### Dataset excerpt
******************************
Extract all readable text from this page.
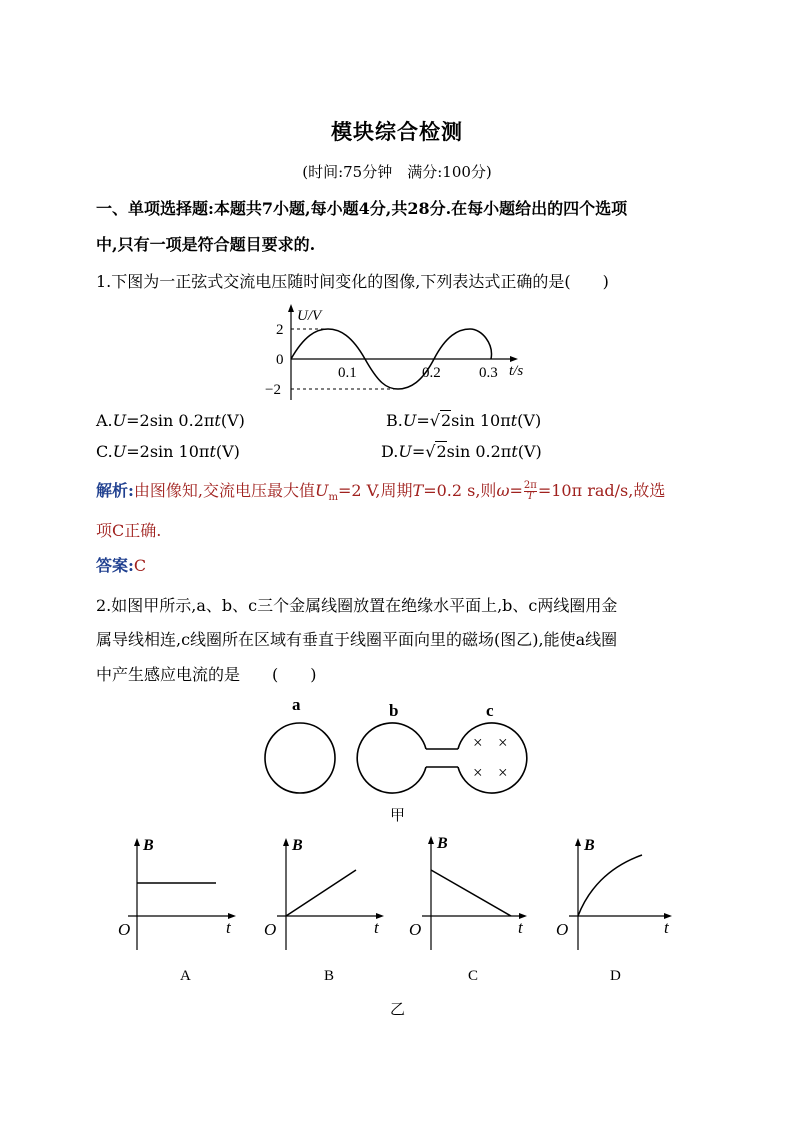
模块综合检测
(时间:75分钟　满分:100分)
一、单项选择题:本题共7小题,每小题4分,共28分.在每小题给出的四个选项
中,只有一项是符合题目要求的.
1.下图为一正弦式交流电压随时间变化的图像,下列表达式正确的是(　　)
U/V
2
0
−2
0.1	0.2	0.3 t/s
A.U=2sin 0.2πt(V)	B.U=√2sin 10πt(V)
C.U=2sin 10πt(V)	D.U=√2sin 0.2πt(V)
解析:由图像知,交流电压最大值$U_m=2$ V,周期T=0.2 s,则$\omega= \frac{2\pi}{T}=10\pi$ rad/s,故选
项C正确.
答案:C
2.如图甲所示,a、b、c三个金属线圈放置在绝缘水平面上,b、c两线圈用金
属导线相连,c线圈所在区域有垂直于线圈平面向里的磁场(图乙),能使a线圈
中产生感应电流的是　　(　　)
a	b	c
× ×
× ×
甲
B
t
O
A
B
t
O
B
B
t
O
C
B
t
O
D
乙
******************************
### REQUIRED TASK
Retype every entry verbatim and exclude the pictures from the copy.

### RESULT
Extract all readable text from this page.
模块综合检测
(时间:75分钟　满分:100分)
一、单项选择题:本题共7小题,每小题4分,共28分.在每小题给出的四个选项
中,只有一项是符合题目要求的.
1.下图为一正弦式交流电压随时间变化的图像,下列表达式正确的是(　　)
U/V
2
0
−2
0.1	0.2	0.3 t/s
A.U=2sin 0.2πt(V)	B.U=√2sin 10πt(V)
C.U=2sin 10πt(V)	D.U=√2sin 0.2πt(V)
解析:由图像知,交流电压最大值$U_m=2$ V,周期T=0.2 s,则$\omega= \frac{2\pi}{T}=10\pi$ rad/s,故选
项C正确.
答案:C
2.如图甲所示,a、b、c三个金属线圈放置在绝缘水平面上,b、c两线圈用金
属导线相连,c线圈所在区域有垂直于线圈平面向里的磁场(图乙),能使a线圈
中产生感应电流的是　　(　　)
a	b	c
× ×
× ×
甲
B
t
O
A
B
t
O
B
B
t
O
C
B
t
O
D
乙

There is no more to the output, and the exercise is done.